→ **Request**: Keep only those lines of the records that include the string "OANDA".

Figure collection entries
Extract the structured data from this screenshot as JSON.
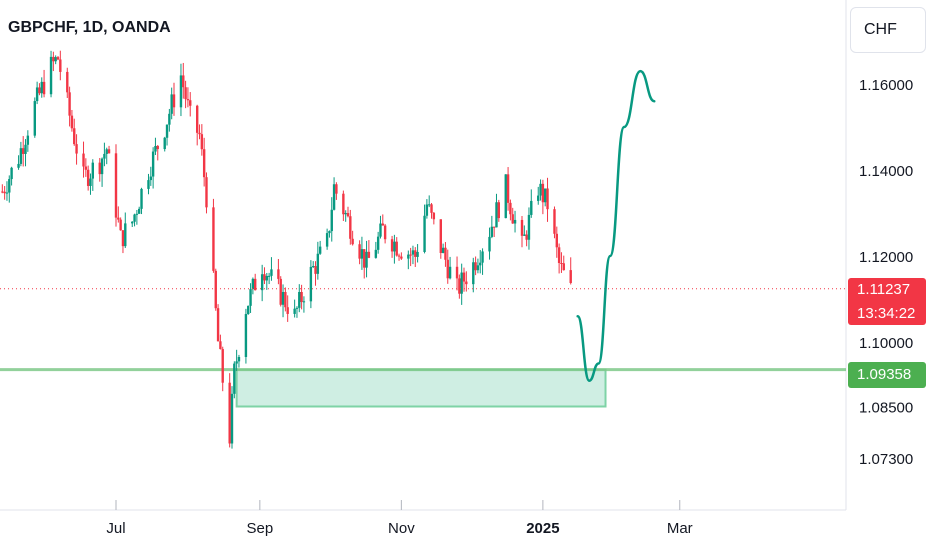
{
  "header": {
    "symbol_title": "GBPCHF, 1D, OANDA"
  },
  "currency_button": {
    "label": "CHF"
  },
  "price_axis": {
    "ticks": [
      "1.16000",
      "1.14000",
      "1.12000",
      "1.10000",
      "1.08500",
      "1.07300"
    ],
    "tick_values": [
      1.16,
      1.14,
      1.12,
      1.1,
      1.085,
      1.073
    ]
  },
  "last_price": {
    "value": "1.11237",
    "countdown": "13:34:22"
  },
  "zone_level": {
    "value": "1.09358"
  },
  "time_axis": {
    "labels": [
      "Jul",
      "Sep",
      "Nov",
      "2025",
      "Mar"
    ]
  },
  "colors": {
    "up": "#089981",
    "down": "#f23645",
    "zone_fill": "#cfeee3",
    "zone_line": "#4caf50",
    "projection": "#089981"
  },
  "chart_data": {
    "type": "candlestick",
    "title": "GBPCHF, 1D, OANDA",
    "ylabel": "CHF",
    "ylim": [
      1.068,
      1.178
    ],
    "y_ticks": [
      1.16,
      1.14,
      1.12,
      1.1,
      1.085,
      1.073
    ],
    "x_range": [
      "2024-05-12",
      "2025-03-22"
    ],
    "x_ticks": [
      {
        "date": "2024-07-01",
        "label": "Jul"
      },
      {
        "date": "2024-09-01",
        "label": "Sep"
      },
      {
        "date": "2024-11-01",
        "label": "Nov"
      },
      {
        "date": "2025-01-01",
        "label": "2025"
      },
      {
        "date": "2025-03-01",
        "label": "Mar"
      }
    ],
    "close_path": [
      [
        "2024-05-13",
        1.135
      ],
      [
        "2024-05-20",
        1.143
      ],
      [
        "2024-05-27",
        1.155
      ],
      [
        "2024-06-03",
        1.164
      ],
      [
        "2024-06-06",
        1.166
      ],
      [
        "2024-06-12",
        1.15
      ],
      [
        "2024-06-17",
        1.138
      ],
      [
        "2024-06-24",
        1.142
      ],
      [
        "2024-06-27",
        1.145
      ],
      [
        "2024-07-03",
        1.124
      ],
      [
        "2024-07-08",
        1.128
      ],
      [
        "2024-07-15",
        1.14
      ],
      [
        "2024-07-22",
        1.15
      ],
      [
        "2024-07-29",
        1.162
      ],
      [
        "2024-08-02",
        1.152
      ],
      [
        "2024-08-06",
        1.148
      ],
      [
        "2024-08-09",
        1.134
      ],
      [
        "2024-08-14",
        1.1
      ],
      [
        "2024-08-19",
        1.078
      ],
      [
        "2024-08-21",
        1.093
      ],
      [
        "2024-08-26",
        1.108
      ],
      [
        "2024-09-02",
        1.118
      ],
      [
        "2024-09-09",
        1.112
      ],
      [
        "2024-09-16",
        1.106
      ],
      [
        "2024-09-23",
        1.116
      ],
      [
        "2024-09-30",
        1.123
      ],
      [
        "2024-10-03",
        1.136
      ],
      [
        "2024-10-10",
        1.127
      ],
      [
        "2024-10-17",
        1.118
      ],
      [
        "2024-10-24",
        1.126
      ],
      [
        "2024-10-31",
        1.122
      ],
      [
        "2024-11-07",
        1.12
      ],
      [
        "2024-11-12",
        1.132
      ],
      [
        "2024-11-18",
        1.122
      ],
      [
        "2024-11-25",
        1.112
      ],
      [
        "2024-12-02",
        1.118
      ],
      [
        "2024-12-09",
        1.126
      ],
      [
        "2024-12-16",
        1.136
      ],
      [
        "2024-12-23",
        1.122
      ],
      [
        "2024-12-30",
        1.136
      ],
      [
        "2025-01-03",
        1.132
      ],
      [
        "2025-01-08",
        1.118
      ],
      [
        "2025-01-13",
        1.112
      ]
    ],
    "last_price": 1.11237,
    "horizontal_level": 1.09358,
    "demand_zone": {
      "y_top": 1.09358,
      "y_bottom": 1.085,
      "x_start": "2024-08-22",
      "x_end": "2025-01-28"
    },
    "projection_path": [
      [
        "2025-01-16",
        1.106
      ],
      [
        "2025-01-21",
        1.091
      ],
      [
        "2025-01-25",
        1.095
      ],
      [
        "2025-01-30",
        1.12
      ],
      [
        "2025-02-05",
        1.15
      ],
      [
        "2025-02-12",
        1.163
      ],
      [
        "2025-02-18",
        1.156
      ]
    ],
    "grid": false
  }
}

→ **Result of the task**:
    "symbol_title": "GBPCHF, 1D, OANDA"
    "title": "GBPCHF, 1D, OANDA",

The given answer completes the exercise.